*Prompt*
Repeat the entries exactly as they stand.

[Stored records]

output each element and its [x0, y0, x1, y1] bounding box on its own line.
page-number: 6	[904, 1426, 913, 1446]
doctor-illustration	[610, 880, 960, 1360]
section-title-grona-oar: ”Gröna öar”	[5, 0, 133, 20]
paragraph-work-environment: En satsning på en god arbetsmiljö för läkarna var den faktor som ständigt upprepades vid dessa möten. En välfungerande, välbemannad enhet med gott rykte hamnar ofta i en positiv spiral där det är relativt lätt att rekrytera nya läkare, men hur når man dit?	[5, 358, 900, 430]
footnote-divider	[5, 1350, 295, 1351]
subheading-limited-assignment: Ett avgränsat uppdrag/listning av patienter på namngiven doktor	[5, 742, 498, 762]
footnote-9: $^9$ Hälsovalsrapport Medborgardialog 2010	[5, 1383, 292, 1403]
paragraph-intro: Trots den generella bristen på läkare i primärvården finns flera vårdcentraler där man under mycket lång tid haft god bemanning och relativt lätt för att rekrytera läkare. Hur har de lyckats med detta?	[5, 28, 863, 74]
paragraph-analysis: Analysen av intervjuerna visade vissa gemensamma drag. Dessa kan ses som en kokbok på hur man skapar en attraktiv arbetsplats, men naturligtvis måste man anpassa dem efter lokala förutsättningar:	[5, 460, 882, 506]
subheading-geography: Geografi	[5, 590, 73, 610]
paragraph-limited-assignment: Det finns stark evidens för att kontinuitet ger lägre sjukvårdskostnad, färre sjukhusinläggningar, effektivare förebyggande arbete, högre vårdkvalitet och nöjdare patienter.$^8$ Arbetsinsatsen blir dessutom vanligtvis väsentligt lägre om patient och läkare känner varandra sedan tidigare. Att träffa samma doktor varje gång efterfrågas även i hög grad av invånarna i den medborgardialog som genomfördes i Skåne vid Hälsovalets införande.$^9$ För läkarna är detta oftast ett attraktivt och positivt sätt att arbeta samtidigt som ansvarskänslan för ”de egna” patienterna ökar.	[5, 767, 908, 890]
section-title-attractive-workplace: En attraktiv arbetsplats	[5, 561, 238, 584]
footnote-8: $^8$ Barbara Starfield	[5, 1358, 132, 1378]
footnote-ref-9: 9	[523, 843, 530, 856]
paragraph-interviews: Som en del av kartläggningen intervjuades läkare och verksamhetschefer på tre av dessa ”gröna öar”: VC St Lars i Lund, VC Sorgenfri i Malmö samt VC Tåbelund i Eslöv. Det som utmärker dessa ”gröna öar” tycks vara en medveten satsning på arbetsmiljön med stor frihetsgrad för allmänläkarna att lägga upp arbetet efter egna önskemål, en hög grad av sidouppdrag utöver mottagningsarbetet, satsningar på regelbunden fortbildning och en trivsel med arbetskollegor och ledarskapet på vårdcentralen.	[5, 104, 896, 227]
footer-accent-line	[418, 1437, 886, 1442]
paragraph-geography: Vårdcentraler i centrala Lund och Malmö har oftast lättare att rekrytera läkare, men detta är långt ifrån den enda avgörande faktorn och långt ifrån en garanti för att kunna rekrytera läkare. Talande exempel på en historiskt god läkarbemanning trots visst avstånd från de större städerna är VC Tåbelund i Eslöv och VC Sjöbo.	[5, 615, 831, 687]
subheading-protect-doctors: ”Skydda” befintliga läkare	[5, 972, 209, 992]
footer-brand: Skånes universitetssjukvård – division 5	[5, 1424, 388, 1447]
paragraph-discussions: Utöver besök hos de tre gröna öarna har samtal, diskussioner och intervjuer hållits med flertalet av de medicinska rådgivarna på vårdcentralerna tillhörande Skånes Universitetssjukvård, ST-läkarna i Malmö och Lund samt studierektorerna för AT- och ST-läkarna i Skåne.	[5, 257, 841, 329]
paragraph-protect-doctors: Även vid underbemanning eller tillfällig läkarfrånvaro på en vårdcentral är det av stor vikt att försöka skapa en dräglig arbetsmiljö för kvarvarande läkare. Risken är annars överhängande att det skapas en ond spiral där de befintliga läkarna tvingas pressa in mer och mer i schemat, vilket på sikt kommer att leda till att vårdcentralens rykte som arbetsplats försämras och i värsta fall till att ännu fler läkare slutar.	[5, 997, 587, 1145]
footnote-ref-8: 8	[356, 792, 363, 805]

*Your solution*
output each element and its [x0, y0, x1, y1] bounding box on its own line.
page-number: 6	[904, 1426, 913, 1446]
doctor-illustration	[610, 880, 960, 1360]
section-title-grona-oar: ”Gröna öar”	[5, 0, 133, 20]
paragraph-work-environment: En satsning på en god arbetsmiljö för läkarna var den faktor som ständigt upprepades vid dessa möten. En välfungerande, välbemannad enhet med gott rykte hamnar ofta i en positiv spiral där det är relativt lätt att rekrytera nya läkare, men hur når man dit?	[5, 358, 900, 430]
footnote-divider	[5, 1350, 295, 1351]
subheading-limited-assignment: Ett avgränsat uppdrag/listning av patienter på namngiven doktor	[5, 742, 498, 762]
footnote-9: $^9$ Hälsovalsrapport Medborgardialog 2010	[5, 1383, 292, 1403]
paragraph-intro: Trots den generella bristen på läkare i primärvården finns flera vårdcentraler där man under mycket lång tid haft god bemanning och relativt lätt för att rekrytera läkare. Hur har de lyckats med detta?	[5, 28, 863, 74]
paragraph-analysis: Analysen av intervjuerna visade vissa gemensamma drag. Dessa kan ses som en kokbok på hur man skapar en attraktiv arbetsplats, men naturligtvis måste man anpassa dem efter lokala förutsättningar:	[5, 460, 882, 506]
subheading-geography: Geografi	[5, 590, 73, 610]
paragraph-limited-assignment: Det finns stark evidens för att kontinuitet ger lägre sjukvårdskostnad, färre sjukhusinläggningar, effektivare förebyggande arbete, högre vårdkvalitet och nöjdare patienter.$^8$ Arbetsinsatsen blir dessutom vanligtvis väsentligt lägre om patient och läkare känner varandra sedan tidigare. Att träffa samma doktor varje gång efterfrågas även i hög grad av invånarna i den medborgardialog som genomfördes i Skåne vid Hälsovalets införande.$^9$ För läkarna är detta oftast ett attraktivt och positivt sätt att arbeta samtidigt som ansvarskänslan för ”de egna” patienterna ökar.	[5, 767, 908, 890]
section-title-attractive-workplace: En attraktiv arbetsplats	[5, 561, 238, 584]
footnote-8: $^8$ Barbara Starfield	[5, 1358, 132, 1378]
footnote-ref-9: 9	[523, 843, 530, 856]
paragraph-interviews: Som en del av kartläggningen intervjuades läkare och verksamhetschefer på tre av dessa ”gröna öar”: VC St Lars i Lund, VC Sorgenfri i Malmö samt VC Tåbelund i Eslöv. Det som utmärker dessa ”gröna öar” tycks vara en medveten satsning på arbetsmiljön med stor frihetsgrad för allmänläkarna att lägga upp arbetet efter egna önskemål, en hög grad av sidouppdrag utöver mottagningsarbetet, satsningar på regelbunden fortbildning och en trivsel med arbetskollegor och ledarskapet på vårdcentralen.	[5, 104, 896, 227]
footer-accent-line	[418, 1437, 886, 1442]
paragraph-geography: Vårdcentraler i centrala Lund och Malmö har oftast lättare att rekrytera läkare, men detta är långt ifrån den enda avgörande faktorn och långt ifrån en garanti för att kunna rekrytera läkare. Talande exempel på en historiskt god läkarbemanning trots visst avstånd från de större städerna är VC Tåbelund i Eslöv och VC Sjöbo.	[5, 615, 831, 687]
subheading-protect-doctors: ”Skydda” befintliga läkare	[5, 972, 209, 992]
footer-brand: Skånes universitetssjukvård – division 5	[5, 1424, 388, 1447]
paragraph-discussions: Utöver besök hos de tre gröna öarna har samtal, diskussioner och intervjuer hållits med flertalet av de medicinska rådgivarna på vårdcentralerna tillhörande Skånes Universitetssjukvård, ST-läkarna i Malmö och Lund samt studierektorerna för AT- och ST-läkarna i Skåne.	[5, 257, 841, 329]
paragraph-protect-doctors: Även vid underbemanning eller tillfällig läkarfrånvaro på en vårdcentral är det av stor vikt att försöka skapa en dräglig arbetsmiljö för kvarvarande läkare. Risken är annars överhängande att det skapas en ond spiral där de befintliga läkarna tvingas pressa in mer och mer i schemat, vilket på sikt kommer att leda till att vårdcentralens rykte som arbetsplats försämras och i värsta fall till att ännu fler läkare slutar.	[5, 997, 587, 1145]
footnote-ref-8: 8	[356, 792, 363, 805]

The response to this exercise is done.